— Begin —

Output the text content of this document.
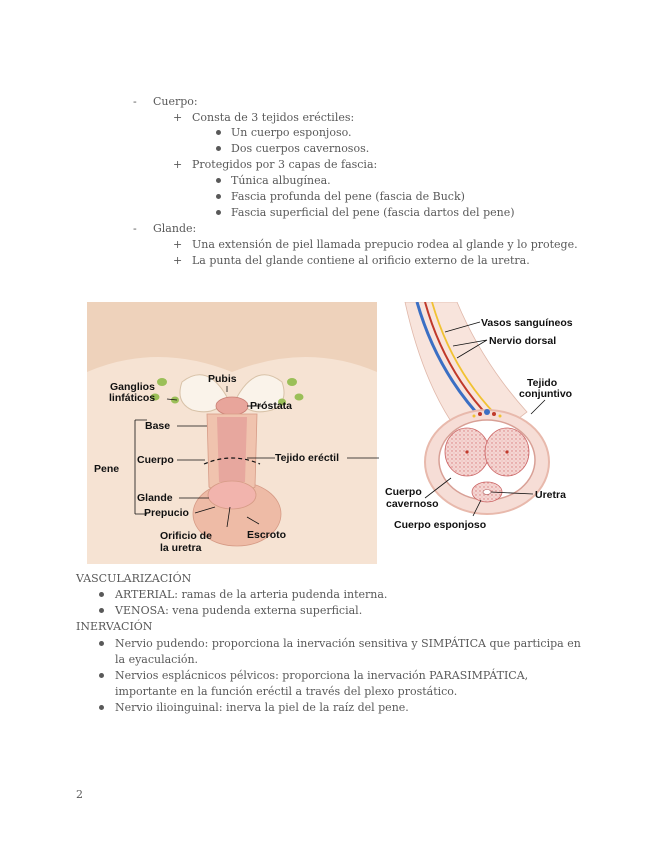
- Cuerpo:
+ Consta de 3 tejidos eréctiles:
Un cuerpo esponjoso.
Dos cuerpos cavernosos.
+ Protegidos por 3 capas de fascia:
Túnica albugínea.
Fascia profunda del pene (fascia de Buck)
Fascia superficial del pene (fascia dartos del pene)
- Glande:
+ Una extensión de piel llamada prepucio rodea al glande y lo protege.
+ La punta del glande contiene al orificio externo de la uretra.
Ganglios
linfáticos
Pubis
Próstata
Base
Pene
Cuerpo
Glande
Prepucio
Orificio de
la uretra
Escroto
Tejido eréctil
Vasos sanguíneos
Nervio dorsal
Tejido
conjuntivo
Cuerpo
cavernoso
Uretra
Cuerpo esponjoso
VASCULARIZACIÓN
ARTERIAL: ramas de la arteria pudenda interna.
VENOSA: vena pudenda externa superficial.
INERVACIÓN
Nervio pudendo: proporciona la inervación sensitiva y SIMPÁTICA que participa en
la eyaculación.
Nervios esplácnicos pélvicos: proporciona la inervación PARASIMPÁTICA,
importante en la función eréctil a través del plexo prostático.
Nervio ilioinguinal: inerva la piel de la raíz del pene.
2
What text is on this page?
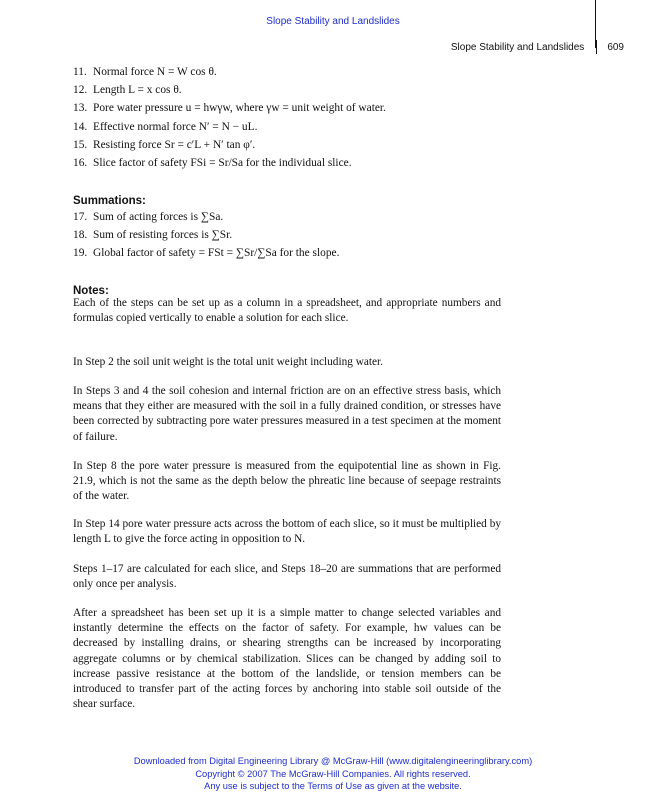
Slope Stability and Landslides
Slope Stability and Landslides 609
11. Normal force N = W cos θ.
12. Length L = x cos θ.
13. Pore water pressure u = hwγw, where γw = unit weight of water.
14. Effective normal force N′ = N − uL.
15. Resisting force Sr = c′L + N′ tan φ′.
16. Slice factor of safety FSi = Sr/Sa for the individual slice.

Summations:

17. Sum of acting forces is ∑Sa.
18. Sum of resisting forces is ∑Sr.
19. Global factor of safety = FSt = ∑Sr/∑Sa for the slope.

Notes:

Each of the steps can be set up as a column in a spreadsheet, and appropriate numbers and formulas copied vertically to enable a solution for each slice.

In Step 2 the soil unit weight is the total unit weight including water.

In Steps 3 and 4 the soil cohesion and internal friction are on an effective stress basis, which means that they either are measured with the soil in a fully drained condition, or stresses have been corrected by subtracting pore water pressures measured in a test specimen at the moment of failure.

In Step 8 the pore water pressure is measured from the equipotential line as shown in Fig. 21.9, which is not the same as the depth below the phreatic line because of seepage restraints of the water.

In Step 14 pore water pressure acts across the bottom of each slice, so it must be multiplied by length L to give the force acting in opposition to N.

Steps 1–17 are calculated for each slice, and Steps 18–20 are summations that are performed only once per analysis.

After a spreadsheet has been set up it is a simple matter to change selected variables and instantly determine the effects on the factor of safety. For example, hw values can be decreased by installing drains, or shearing strengths can be increased by incorporating aggregate columns or by chemical stabilization. Slices can be changed by adding soil to increase passive resistance at the bottom of the landslide, or tension members can be introduced to transfer part of the acting forces by anchoring into stable soil outside of the shear surface.

Downloaded from Digital Engineering Library @ McGraw-Hill (www.digitalengineeringlibrary.com)
Copyright © 2007 The McGraw-Hill Companies. All rights reserved.
Any use is subject to the Terms of Use as given at the website.
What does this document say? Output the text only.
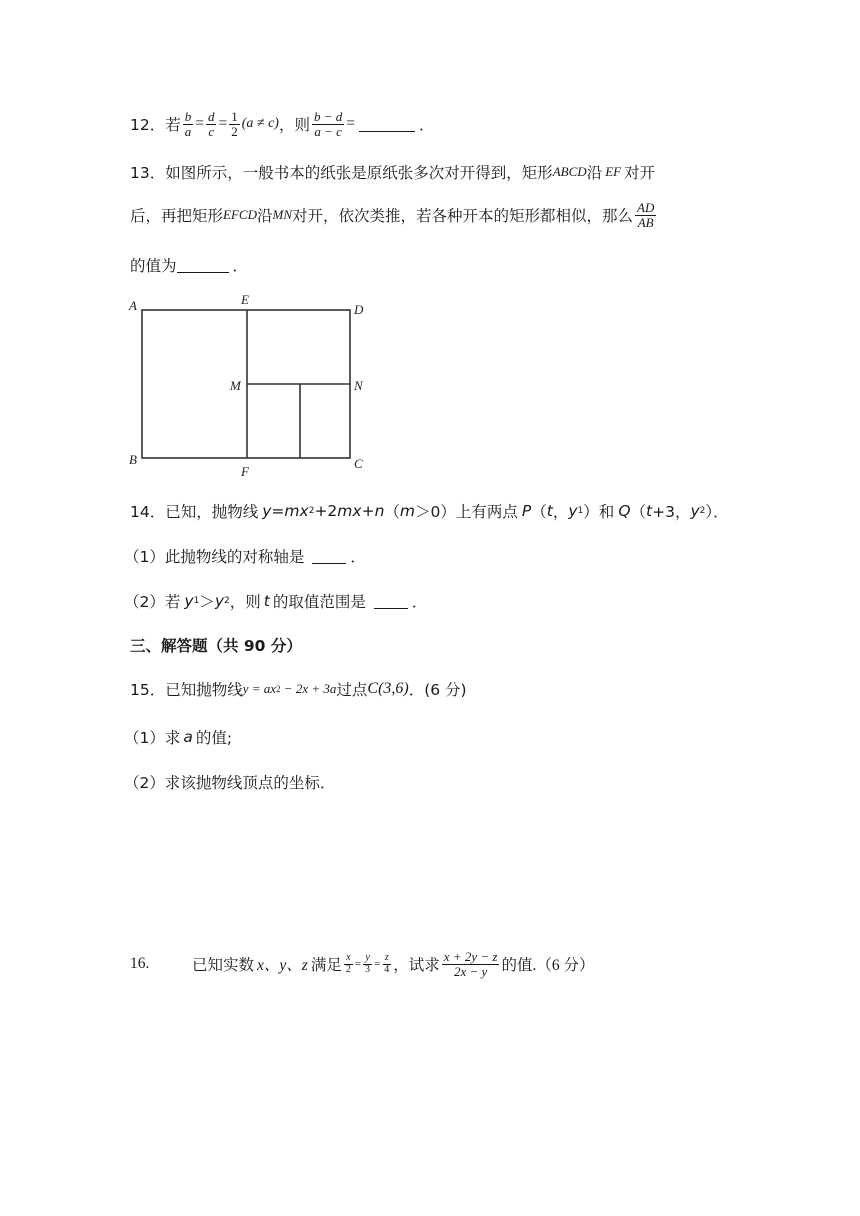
12．若 $\frac{b}{a} = \frac{d}{c} = \frac{1}{2} (a \ne c)$ ，则 $\frac{b - d}{a - c}$ =	．
13．如图所示，一般书本的纸张是原纸张多次对开得到，矩形 ABCD 沿 EF 对开
后，再把矩形 EFCD 沿 MN 对开，依次类推，若各种开本的矩形都相似，那么 $\frac{AD}{AB}$
的值为	．
A
B	C
D
E
F
M	N
14．已知，抛物线 y = mx 2 +2 mx + n （ m ＞0）上有两点 P （ t ， y 1 ）和 Q （ t +3， y 2 ）．
（1）此抛物线的对称轴是	．
（2）若 y 1 ＞ y 2 ，则 t 的取值范围是	．
三、解答题（共 90 分）
15．已知抛物线 y = ax 2 − 2x + 3a 过点 C(3,6) ．(6 分)
（1）求 a 的值;
（2）求该抛物线顶点的坐标．
16.	已知实数 x、y、z 满足 $\frac{x}{2} = \frac{y}{3} = \frac{z}{4}$ ，试求 $\frac{x + 2y - z}{2x - y}$ 的值.（6 分）
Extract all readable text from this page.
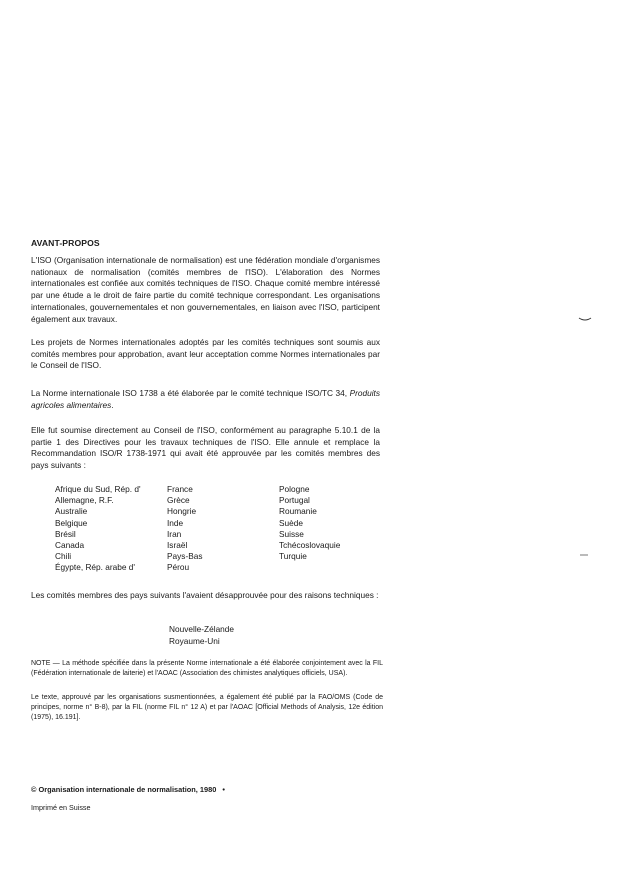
AVANT-PROPOS

L'ISO (Organisation internationale de normalisation) est une fédération mondiale d'organismes nationaux de normalisation (comités membres de l'ISO). L'élaboration des Normes internationales est confiée aux comités techniques de l'ISO. Chaque comité membre intéressé par une étude a le droit de faire partie du comité technique correspondant. Les organisations internationales, gouvernementales et non gouvernementales, en liaison avec l'ISO, participent également aux travaux.

Les projets de Normes internationales adoptés par les comités techniques sont soumis aux comités membres pour approbation, avant leur acceptation comme Normes internationales par le Conseil de l'ISO.

La Norme internationale ISO 1738 a été élaborée par le comité technique ISO/TC 34, Produits agricoles alimentaires.

Elle fut soumise directement au Conseil de l'ISO, conformément au paragraphe 5.10.1 de la partie 1 des Directives pour les travaux techniques de l'ISO. Elle annule et remplace la Recommandation ISO/R 1738-1971 qui avait été approuvée par les comités membres des pays suivants :

Afrique du Sud, Rép. d'
Allemagne, R.F.
Australie
Belgique
Brésil
Canada
Chili
Égypte, Rép. arabe d'
France
Grèce
Hongrie
Inde
Iran
Israël
Pays-Bas
Pérou
Pologne
Portugal
Roumanie
Suède
Suisse
Tchécoslovaquie
Turquie

Les comités membres des pays suivants l'avaient désapprouvée pour des raisons techniques :

Nouvelle-Zélande
Royaume-Uni

NOTE — La méthode spécifiée dans la présente Norme internationale a été élaborée conjointement avec la FIL (Fédération internationale de laiterie) et l'AOAC (Association des chimistes analytiques officiels, USA).

Le texte, approuvé par les organisations susmentionnées, a également été publié par la FAO/OMS (Code de principes, norme n° B-8), par la FIL (norme FIL n° 12 A) et par l'AOAC [Official Methods of Analysis, 12e édition (1975), 16.191].

© Organisation internationale de normalisation, 1980 •
Imprimé en Suisse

— End —

◆ Aim
Pictures do not go in the copy. Write out exactly the lines from the line containing "Extract all readable text from this page." through the last line of the listing.

◆ Worked answer
Extract all readable text from this page.
AVANT-PROPOS

L'ISO (Organisation internationale de normalisation) est une fédération mondiale d'organismes nationaux de normalisation (comités membres de l'ISO). L'élaboration des Normes internationales est confiée aux comités techniques de l'ISO. Chaque comité membre intéressé par une étude a le droit de faire partie du comité technique correspondant. Les organisations internationales, gouvernementales et non gouvernementales, en liaison avec l'ISO, participent également aux travaux.

Les projets de Normes internationales adoptés par les comités techniques sont soumis aux comités membres pour approbation, avant leur acceptation comme Normes internationales par le Conseil de l'ISO.

La Norme internationale ISO 1738 a été élaborée par le comité technique ISO/TC 34, Produits agricoles alimentaires.

Elle fut soumise directement au Conseil de l'ISO, conformément au paragraphe 5.10.1 de la partie 1 des Directives pour les travaux techniques de l'ISO. Elle annule et remplace la Recommandation ISO/R 1738-1971 qui avait été approuvée par les comités membres des pays suivants :

Afrique du Sud, Rép. d'
Allemagne, R.F.
Australie
Belgique
Brésil
Canada
Chili
Égypte, Rép. arabe d'
France
Grèce
Hongrie
Inde
Iran
Israël
Pays-Bas
Pérou
Pologne
Portugal
Roumanie
Suède
Suisse
Tchécoslovaquie
Turquie

Les comités membres des pays suivants l'avaient désapprouvée pour des raisons techniques :

Nouvelle-Zélande
Royaume-Uni

NOTE — La méthode spécifiée dans la présente Norme internationale a été élaborée conjointement avec la FIL (Fédération internationale de laiterie) et l'AOAC (Association des chimistes analytiques officiels, USA).

Le texte, approuvé par les organisations susmentionnées, a également été publié par la FAO/OMS (Code de principes, norme n° B-8), par la FIL (norme FIL n° 12 A) et par l'AOAC [Official Methods of Analysis, 12e édition (1975), 16.191].

© Organisation internationale de normalisation, 1980 •
Imprimé en Suisse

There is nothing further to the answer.